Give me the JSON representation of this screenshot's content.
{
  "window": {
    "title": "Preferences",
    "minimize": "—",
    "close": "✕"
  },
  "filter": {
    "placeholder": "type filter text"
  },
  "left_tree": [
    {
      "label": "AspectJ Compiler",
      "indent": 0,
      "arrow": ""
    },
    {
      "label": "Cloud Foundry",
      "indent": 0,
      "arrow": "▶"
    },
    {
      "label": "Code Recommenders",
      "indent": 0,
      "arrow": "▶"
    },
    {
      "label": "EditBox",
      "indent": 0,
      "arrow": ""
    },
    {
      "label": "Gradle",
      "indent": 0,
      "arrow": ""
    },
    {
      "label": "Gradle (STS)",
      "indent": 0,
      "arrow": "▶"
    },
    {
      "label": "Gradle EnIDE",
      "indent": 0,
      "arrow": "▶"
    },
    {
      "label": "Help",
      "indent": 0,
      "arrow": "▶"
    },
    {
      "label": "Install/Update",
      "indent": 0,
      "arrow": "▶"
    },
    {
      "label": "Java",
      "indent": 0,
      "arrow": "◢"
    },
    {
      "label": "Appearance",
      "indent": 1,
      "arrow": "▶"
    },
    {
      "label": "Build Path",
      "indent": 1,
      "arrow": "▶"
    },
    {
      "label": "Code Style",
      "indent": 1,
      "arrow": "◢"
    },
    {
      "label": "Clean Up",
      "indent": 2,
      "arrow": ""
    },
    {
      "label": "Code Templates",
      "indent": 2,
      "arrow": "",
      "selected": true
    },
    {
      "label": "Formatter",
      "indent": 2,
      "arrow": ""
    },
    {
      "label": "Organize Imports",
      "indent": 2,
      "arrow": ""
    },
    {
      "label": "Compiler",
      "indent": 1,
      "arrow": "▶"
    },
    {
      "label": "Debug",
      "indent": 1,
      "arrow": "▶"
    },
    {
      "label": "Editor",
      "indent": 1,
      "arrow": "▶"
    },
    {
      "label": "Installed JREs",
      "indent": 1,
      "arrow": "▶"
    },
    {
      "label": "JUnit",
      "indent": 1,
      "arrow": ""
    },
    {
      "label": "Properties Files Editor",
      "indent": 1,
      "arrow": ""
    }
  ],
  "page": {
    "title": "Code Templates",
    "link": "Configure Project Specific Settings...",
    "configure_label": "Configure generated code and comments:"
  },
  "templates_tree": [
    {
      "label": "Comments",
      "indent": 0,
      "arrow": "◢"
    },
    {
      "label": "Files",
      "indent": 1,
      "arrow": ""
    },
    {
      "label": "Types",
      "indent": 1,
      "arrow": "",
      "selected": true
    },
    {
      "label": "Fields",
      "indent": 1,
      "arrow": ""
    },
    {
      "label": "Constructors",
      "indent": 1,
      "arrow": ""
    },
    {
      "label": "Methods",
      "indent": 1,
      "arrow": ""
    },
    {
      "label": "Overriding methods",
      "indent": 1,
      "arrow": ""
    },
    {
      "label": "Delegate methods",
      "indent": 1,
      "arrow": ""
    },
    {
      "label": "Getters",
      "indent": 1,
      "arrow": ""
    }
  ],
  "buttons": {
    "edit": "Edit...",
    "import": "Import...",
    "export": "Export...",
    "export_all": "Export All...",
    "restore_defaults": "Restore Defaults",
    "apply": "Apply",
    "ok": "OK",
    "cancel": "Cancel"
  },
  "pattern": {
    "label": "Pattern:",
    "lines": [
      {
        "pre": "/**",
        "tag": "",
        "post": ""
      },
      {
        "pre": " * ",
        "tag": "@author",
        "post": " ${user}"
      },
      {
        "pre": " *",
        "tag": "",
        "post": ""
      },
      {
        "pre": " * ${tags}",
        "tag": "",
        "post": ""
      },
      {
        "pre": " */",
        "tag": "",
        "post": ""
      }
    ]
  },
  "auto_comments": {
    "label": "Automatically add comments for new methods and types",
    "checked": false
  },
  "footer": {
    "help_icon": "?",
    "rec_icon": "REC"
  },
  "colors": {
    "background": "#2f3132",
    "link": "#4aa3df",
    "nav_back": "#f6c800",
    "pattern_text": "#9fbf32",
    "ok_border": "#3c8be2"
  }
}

☆ ☆ ☆

→ **REQUIRED WORK**:
Output the whole listing above again, word for word.

→ **REPLY**:
Give me the JSON representation of this screenshot's content.
{
  "window": {
    "title": "Preferences",
    "minimize": "—",
    "close": "✕"
  },
  "filter": {
    "placeholder": "type filter text"
  },
  "left_tree": [
    {
      "label": "AspectJ Compiler",
      "indent": 0,
      "arrow": ""
    },
    {
      "label": "Cloud Foundry",
      "indent": 0,
      "arrow": "▶"
    },
    {
      "label": "Code Recommenders",
      "indent": 0,
      "arrow": "▶"
    },
    {
      "label": "EditBox",
      "indent": 0,
      "arrow": ""
    },
    {
      "label": "Gradle",
      "indent": 0,
      "arrow": ""
    },
    {
      "label": "Gradle (STS)",
      "indent": 0,
      "arrow": "▶"
    },
    {
      "label": "Gradle EnIDE",
      "indent": 0,
      "arrow": "▶"
    },
    {
      "label": "Help",
      "indent": 0,
      "arrow": "▶"
    },
    {
      "label": "Install/Update",
      "indent": 0,
      "arrow": "▶"
    },
    {
      "label": "Java",
      "indent": 0,
      "arrow": "◢"
    },
    {
      "label": "Appearance",
      "indent": 1,
      "arrow": "▶"
    },
    {
      "label": "Build Path",
      "indent": 1,
      "arrow": "▶"
    },
    {
      "label": "Code Style",
      "indent": 1,
      "arrow": "◢"
    },
    {
      "label": "Clean Up",
      "indent": 2,
      "arrow": ""
    },
    {
      "label": "Code Templates",
      "indent": 2,
      "arrow": "",
      "selected": true
    },
    {
      "label": "Formatter",
      "indent": 2,
      "arrow": ""
    },
    {
      "label": "Organize Imports",
      "indent": 2,
      "arrow": ""
    },
    {
      "label": "Compiler",
      "indent": 1,
      "arrow": "▶"
    },
    {
      "label": "Debug",
      "indent": 1,
      "arrow": "▶"
    },
    {
      "label": "Editor",
      "indent": 1,
      "arrow": "▶"
    },
    {
      "label": "Installed JREs",
      "indent": 1,
      "arrow": "▶"
    },
    {
      "label": "JUnit",
      "indent": 1,
      "arrow": ""
    },
    {
      "label": "Properties Files Editor",
      "indent": 1,
      "arrow": ""
    }
  ],
  "page": {
    "title": "Code Templates",
    "link": "Configure Project Specific Settings...",
    "configure_label": "Configure generated code and comments:"
  },
  "templates_tree": [
    {
      "label": "Comments",
      "indent": 0,
      "arrow": "◢"
    },
    {
      "label": "Files",
      "indent": 1,
      "arrow": ""
    },
    {
      "label": "Types",
      "indent": 1,
      "arrow": "",
      "selected": true
    },
    {
      "label": "Fields",
      "indent": 1,
      "arrow": ""
    },
    {
      "label": "Constructors",
      "indent": 1,
      "arrow": ""
    },
    {
      "label": "Methods",
      "indent": 1,
      "arrow": ""
    },
    {
      "label": "Overriding methods",
      "indent": 1,
      "arrow": ""
    },
    {
      "label": "Delegate methods",
      "indent": 1,
      "arrow": ""
    },
    {
      "label": "Getters",
      "indent": 1,
      "arrow": ""
    }
  ],
  "buttons": {
    "edit": "Edit...",
    "import": "Import...",
    "export": "Export...",
    "export_all": "Export All...",
    "restore_defaults": "Restore Defaults",
    "apply": "Apply",
    "ok": "OK",
    "cancel": "Cancel"
  },
  "pattern": {
    "label": "Pattern:",
    "lines": [
      {
        "pre": "/**",
        "tag": "",
        "post": ""
      },
      {
        "pre": " * ",
        "tag": "@author",
        "post": " ${user}"
      },
      {
        "pre": " *",
        "tag": "",
        "post": ""
      },
      {
        "pre": " * ${tags}",
        "tag": "",
        "post": ""
      },
      {
        "pre": " */",
        "tag": "",
        "post": ""
      }
    ]
  },
  "auto_comments": {
    "label": "Automatically add comments for new methods and types",
    "checked": false
  },
  "footer": {
    "help_icon": "?",
    "rec_icon": "REC"
  },
  "colors": {
    "background": "#2f3132",
    "link": "#4aa3df",
    "nav_back": "#f6c800",
    "pattern_text": "#9fbf32",
    "ok_border": "#3c8be2"
  }
}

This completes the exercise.